> _What you need to do_
Word for word, transcribe the lines below and drop the pictures.

____________

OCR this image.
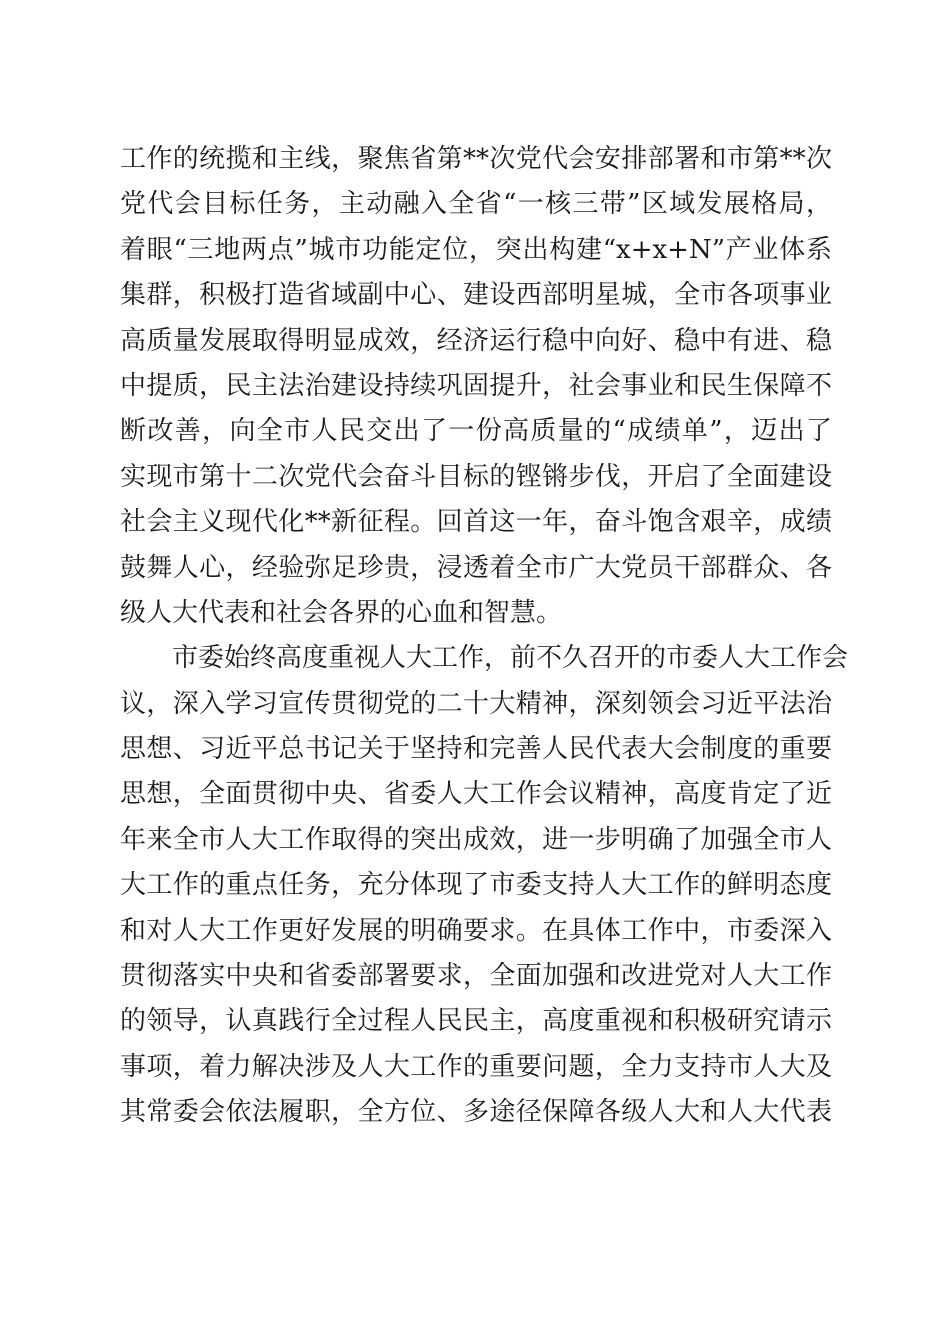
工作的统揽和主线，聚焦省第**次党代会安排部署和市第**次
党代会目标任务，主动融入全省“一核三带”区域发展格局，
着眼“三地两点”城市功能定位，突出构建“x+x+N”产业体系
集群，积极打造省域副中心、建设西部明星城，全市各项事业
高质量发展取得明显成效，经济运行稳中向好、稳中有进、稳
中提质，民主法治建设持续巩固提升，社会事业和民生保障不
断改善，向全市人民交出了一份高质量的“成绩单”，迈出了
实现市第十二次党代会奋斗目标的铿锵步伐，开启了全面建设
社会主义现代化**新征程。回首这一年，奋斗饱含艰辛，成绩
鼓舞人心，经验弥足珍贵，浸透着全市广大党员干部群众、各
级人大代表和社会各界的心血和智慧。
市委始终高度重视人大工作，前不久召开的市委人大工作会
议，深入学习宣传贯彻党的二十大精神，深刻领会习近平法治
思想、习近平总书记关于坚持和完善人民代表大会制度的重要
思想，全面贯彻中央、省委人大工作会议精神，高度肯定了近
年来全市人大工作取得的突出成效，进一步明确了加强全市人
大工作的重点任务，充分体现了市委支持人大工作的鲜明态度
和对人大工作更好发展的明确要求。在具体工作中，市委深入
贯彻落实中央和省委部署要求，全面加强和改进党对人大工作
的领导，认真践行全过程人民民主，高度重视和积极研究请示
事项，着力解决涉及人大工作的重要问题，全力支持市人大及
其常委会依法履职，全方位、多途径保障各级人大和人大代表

____________

> _Reply_
OCR this image.
工作的统揽和主线，聚焦省第**次党代会安排部署和市第**次
党代会目标任务，主动融入全省“一核三带”区域发展格局，
着眼“三地两点”城市功能定位，突出构建“x+x+N”产业体系
集群，积极打造省域副中心、建设西部明星城，全市各项事业
高质量发展取得明显成效，经济运行稳中向好、稳中有进、稳
中提质，民主法治建设持续巩固提升，社会事业和民生保障不
断改善，向全市人民交出了一份高质量的“成绩单”，迈出了
实现市第十二次党代会奋斗目标的铿锵步伐，开启了全面建设
社会主义现代化**新征程。回首这一年，奋斗饱含艰辛，成绩
鼓舞人心，经验弥足珍贵，浸透着全市广大党员干部群众、各
级人大代表和社会各界的心血和智慧。
市委始终高度重视人大工作，前不久召开的市委人大工作会
议，深入学习宣传贯彻党的二十大精神，深刻领会习近平法治
思想、习近平总书记关于坚持和完善人民代表大会制度的重要
思想，全面贯彻中央、省委人大工作会议精神，高度肯定了近
年来全市人大工作取得的突出成效，进一步明确了加强全市人
大工作的重点任务，充分体现了市委支持人大工作的鲜明态度
和对人大工作更好发展的明确要求。在具体工作中，市委深入
贯彻落实中央和省委部署要求，全面加强和改进党对人大工作
的领导，认真践行全过程人民民主，高度重视和积极研究请示
事项，着力解决涉及人大工作的重要问题，全力支持市人大及
其常委会依法履职，全方位、多途径保障各级人大和人大代表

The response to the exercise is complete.